- _EXERCISE TASK_: Your task is to repeat the entries underneath exactly, minus the pictures.
* start *
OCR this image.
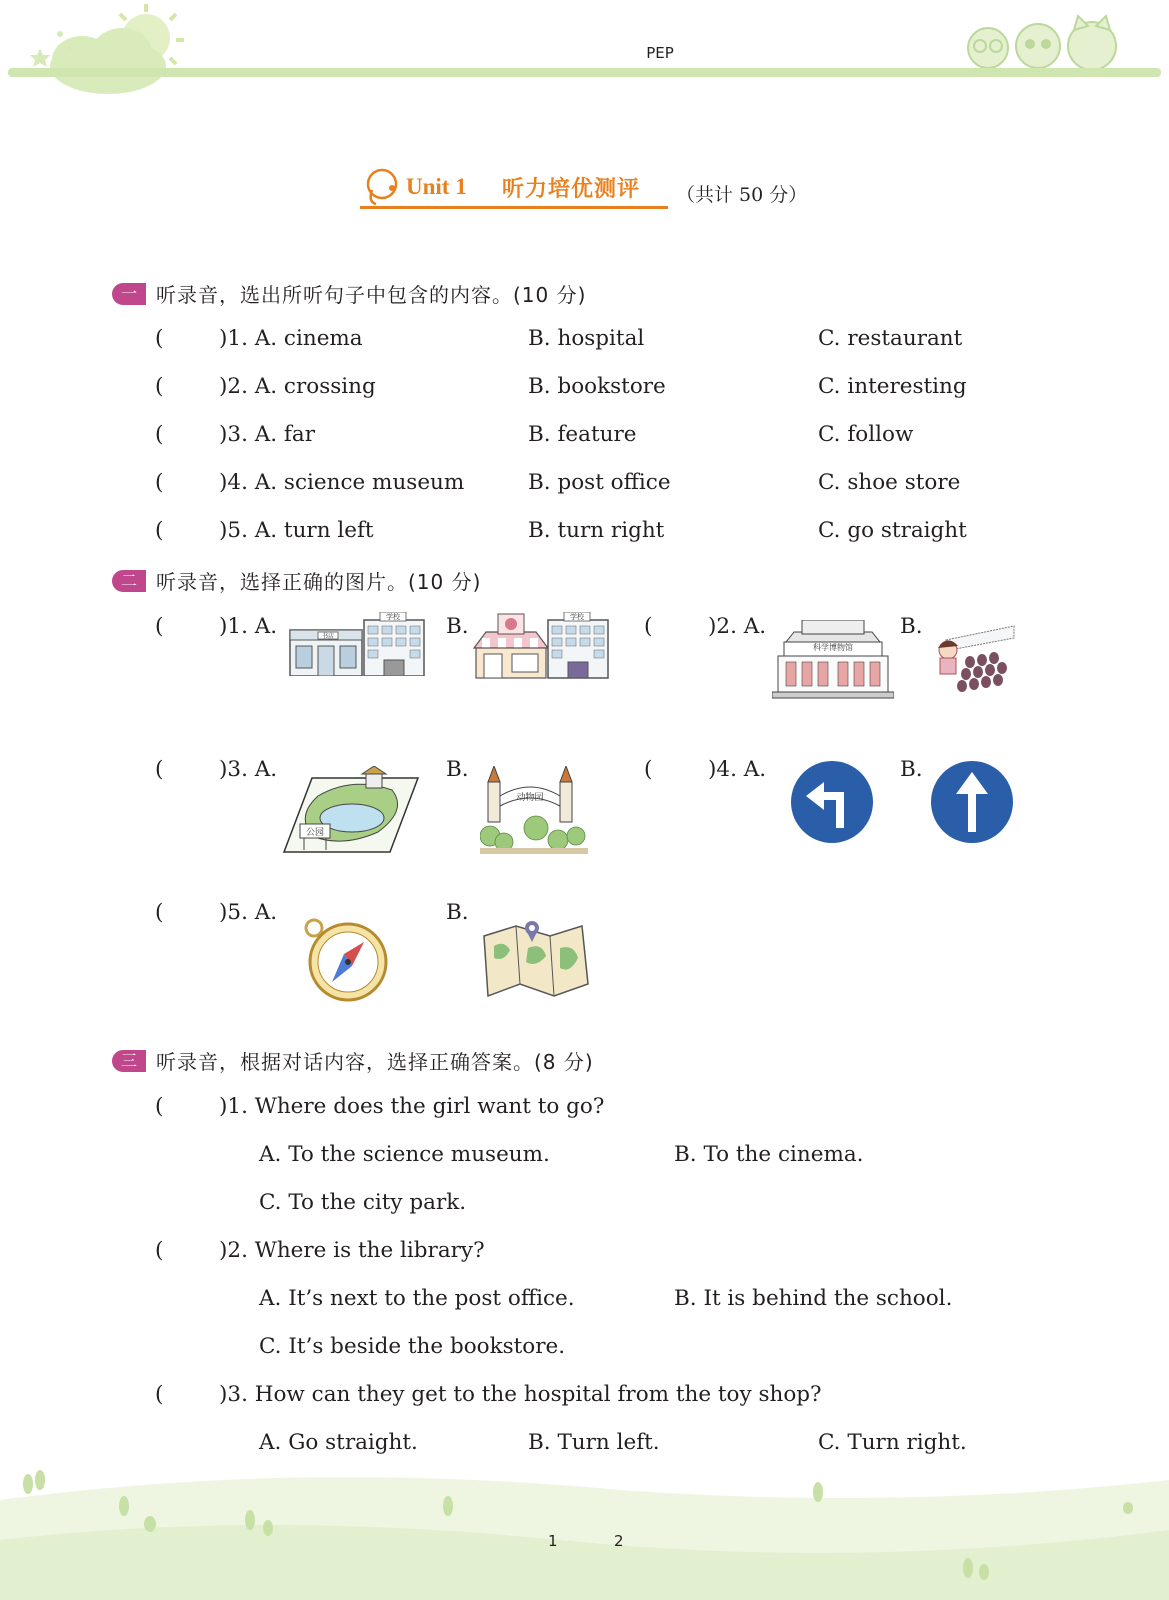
PEP
Unit 1 听力培优测评 （共计 50 分）
一 听录音，选出所听句子中包含的内容。(10 分)
(	)1. A. cinema	B. hospital	C. restaurant
(	)2. A. crossing	B. bookstore	C. interesting
(	)3. A. far	B. feature	C. follow
(	)4. A. science museum	B. post office	C. shoe store
(	)5. A. turn left	B. turn right	C. go straight
二 听录音，选择正确的图片。(10 分)
(	)1. A.	书店
学校 B.	学校	(	)2. A.
科学博物馆
B.
(	)3. A.
公园
B.
动物园
(	)4. A.	B.
(	)5. A.	B.
三 听录音，根据对话内容，选择正确答案。(8 分)
(	)1. Where does the girl want to go?
A. To the science museum.	B. To the cinema.
C. To the city park.
(	)2. Where is the library?
A. It’s next to the post office.	B. It is behind the school.
C. It’s beside the bookstore.
(	)3. How can they get to the hospital from the toy shop?
A. Go straight.	B. Turn left.	C. Turn right.
1	2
* end *
- _SOLUTION_:
OCR this image.
PEP
Unit 1 听力培优测评 （共计 50 分）
一 听录音，选出所听句子中包含的内容。(10 分)
(	)1. A. cinema	B. hospital	C. restaurant
(	)2. A. crossing	B. bookstore	C. interesting
(	)3. A. far	B. feature	C. follow
(	)4. A. science museum	B. post office	C. shoe store
(	)5. A. turn left	B. turn right	C. go straight
二 听录音，选择正确的图片。(10 分)
(	)1. A.	书店
学校 B.	学校	(	)2. A.
科学博物馆
B.
(	)3. A.
公园
B.
动物园
(	)4. A.	B.
(	)5. A.	B.
三 听录音，根据对话内容，选择正确答案。(8 分)
(	)1. Where does the girl want to go?
A. To the science museum.	B. To the cinema.
C. To the city park.
(	)2. Where is the library?
A. It’s next to the post office.	B. It is behind the school.
C. It’s beside the bookstore.
(	)3. How can they get to the hospital from the toy shop?
A. Go straight.	B. Turn left.	C. Turn right.
1	2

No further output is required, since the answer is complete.